━━ Selection

Castle Hill reaches for new heights

Sue Harrison
BANNER STAFF

After three decades, people have come to expect a solid line-up of summer classes from the Truro Center for the Arts at Castle Hill, and this year the staff has gone further than ever before to bring more classes covering a wider swath of the arts in a season that stretches into the fall.

Tucked away in the green Pamet Valley, Castle Hill's summer classes include nine in painting, three in drawing, one in illustration, four in printmaking, two in paper and book arts, one in video, two in metal, one in glass, five in sculpture, 12 in writing, six in photography, 10 in clay and a special selection for kids. The new fall line-up will offer a developmental intensive in clay along with the two weeks of The Tuscany Workshops created by Joel Meyerowitz and Maggie Barrett.

Castle Hill director Mary Stackhouse, an artist in clay as well as the administrator, is finally able to sit back and take a deep breath now that the schedule is set and the catalog printed and in the mail. She's excited about new classes, new instructors and a roster of returning teachers that's like a who's who of well-known artists and writers.

In the painting classes, Bob Bailey will be taking over painting fundamentals and leaving master drawing which he taught last year. Norvel Hermanovski, who owns an international mural company, will teach fresco painting in August. Sam Woolcott, a young woman from California, is filling the gap in abstract work.

━━━━

Tasks to perform =
- 1) Return a passage from the article on the Castle Hill summer classes verbatim, beginning at the words "Sue Harrison" and stopping after "and Maggie Barrett.".
- 2) Carry the article about the Castle Hill summer classes forward from its final sentence.

━━ Data shown

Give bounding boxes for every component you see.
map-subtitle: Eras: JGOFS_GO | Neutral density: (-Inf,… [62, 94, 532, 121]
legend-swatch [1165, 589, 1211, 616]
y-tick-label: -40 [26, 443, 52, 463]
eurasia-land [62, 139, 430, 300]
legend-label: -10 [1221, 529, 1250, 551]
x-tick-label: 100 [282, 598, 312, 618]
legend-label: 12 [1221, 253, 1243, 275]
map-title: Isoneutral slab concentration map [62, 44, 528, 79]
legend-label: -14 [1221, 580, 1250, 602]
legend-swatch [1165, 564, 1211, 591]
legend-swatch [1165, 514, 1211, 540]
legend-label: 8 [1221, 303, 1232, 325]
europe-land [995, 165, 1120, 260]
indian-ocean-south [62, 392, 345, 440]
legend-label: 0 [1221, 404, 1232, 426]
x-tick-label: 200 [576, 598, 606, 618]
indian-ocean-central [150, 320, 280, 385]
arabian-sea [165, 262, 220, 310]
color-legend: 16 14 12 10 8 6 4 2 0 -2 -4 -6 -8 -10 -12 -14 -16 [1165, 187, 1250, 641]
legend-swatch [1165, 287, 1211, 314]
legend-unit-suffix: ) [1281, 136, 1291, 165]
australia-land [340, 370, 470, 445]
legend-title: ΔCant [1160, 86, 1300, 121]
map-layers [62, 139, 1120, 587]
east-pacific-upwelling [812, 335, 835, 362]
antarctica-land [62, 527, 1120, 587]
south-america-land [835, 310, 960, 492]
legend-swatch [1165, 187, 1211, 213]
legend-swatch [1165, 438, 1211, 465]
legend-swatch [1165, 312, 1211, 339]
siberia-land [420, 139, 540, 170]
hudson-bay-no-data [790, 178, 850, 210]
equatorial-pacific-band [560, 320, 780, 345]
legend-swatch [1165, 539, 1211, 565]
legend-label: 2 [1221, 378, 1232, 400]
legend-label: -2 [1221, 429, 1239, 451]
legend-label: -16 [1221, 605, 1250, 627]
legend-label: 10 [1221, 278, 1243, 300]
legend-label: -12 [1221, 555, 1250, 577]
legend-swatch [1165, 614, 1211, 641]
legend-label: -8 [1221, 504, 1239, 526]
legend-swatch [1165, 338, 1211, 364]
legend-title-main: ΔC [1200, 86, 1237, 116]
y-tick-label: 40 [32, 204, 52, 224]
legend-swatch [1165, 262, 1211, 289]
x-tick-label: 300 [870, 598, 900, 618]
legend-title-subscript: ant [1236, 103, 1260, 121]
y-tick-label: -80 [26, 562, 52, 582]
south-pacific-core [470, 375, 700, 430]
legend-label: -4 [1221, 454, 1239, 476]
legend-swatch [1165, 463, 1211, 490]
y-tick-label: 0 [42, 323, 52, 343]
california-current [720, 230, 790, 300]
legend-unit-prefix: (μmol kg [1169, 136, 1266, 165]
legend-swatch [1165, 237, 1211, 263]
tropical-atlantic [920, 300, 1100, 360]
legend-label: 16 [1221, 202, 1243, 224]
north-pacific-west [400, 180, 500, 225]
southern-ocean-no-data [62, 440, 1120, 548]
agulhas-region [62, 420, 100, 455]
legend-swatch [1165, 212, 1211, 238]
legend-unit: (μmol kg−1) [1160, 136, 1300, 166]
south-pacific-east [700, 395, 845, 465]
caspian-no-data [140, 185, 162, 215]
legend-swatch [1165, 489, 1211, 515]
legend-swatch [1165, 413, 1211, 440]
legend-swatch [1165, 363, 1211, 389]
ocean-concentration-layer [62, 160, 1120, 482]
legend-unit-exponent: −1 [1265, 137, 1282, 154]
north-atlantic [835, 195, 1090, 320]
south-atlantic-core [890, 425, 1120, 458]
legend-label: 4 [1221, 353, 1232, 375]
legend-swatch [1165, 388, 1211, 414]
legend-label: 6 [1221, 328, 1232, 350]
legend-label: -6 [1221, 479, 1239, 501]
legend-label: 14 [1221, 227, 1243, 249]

━━━━

Expected responses =
- 1)
Sue Harrison
BANNER STAFF

After three decades, people have come to expect a solid line-up of summer classes from the Truro Center for the Arts at Castle Hill, and this year the staff has gone further than ever before to bring more classes covering a wider swath of the arts in a season that stretches into the fall.

Tucked away in the green Pamet Valley, Castle Hill's summer classes include nine in painting, three in drawing, one in illustration, four in printmaking, two in paper and book arts, one in video, two in metal, one in glass, five in sculpture, 12 in writing, six in photography, 10 in clay and a special selection for kids. The new fall line-up will offer a developmental intensive in clay along with the two weeks of The Tuscany Workshops created by Joel Meyerowitz and Maggie Barrett.

- 2)
'We've had calls for abstract but finding the right teacher is hard,' Stackhouse says. 'Woolcott seemed to have the right vocabulary for it ... and the ability to create a narrative within the abstraction.'

Returning paint instructors include Elizabeth Pratt (watercolor), Joan Hopkins Coughlin (landscape), Robert D. Hunter (landscape/oils), Selina Trieff (representation), Robert Henry (the figure) and Noa Hall (landscape). Leslie Jackson will teach drawing from the masters, Vivian Bower will present drawing landscapes in pastel and a master drawing class will be offered.

Truro artist Oren Sherman will head a new class in illustration. 'Castle Hill teaches fine arts and crafts and writing,' Stackhouse says. 'What gets lost are the applied arts. This is very definitely that. The skill is the issue. The mug has to work, the teapot has to pour.'

Returning printmakers are Sidney Hurwitz, (printmaking workshop), D. Cochran (polymer plate etching and Don Gorvett (reduction woodcuts). New this season are D'Amario and Linge, from the Pace Gallery in New York. They are technicians and artists and will get into the technical aspects of producing the artist's book.

For many printmakers, the natural progression is to making one's own paper. Sheryl Jaffee, a 3-D paper artist, will lead a new class in papermaking. Susan Lightcap will reprise her class in handmade books.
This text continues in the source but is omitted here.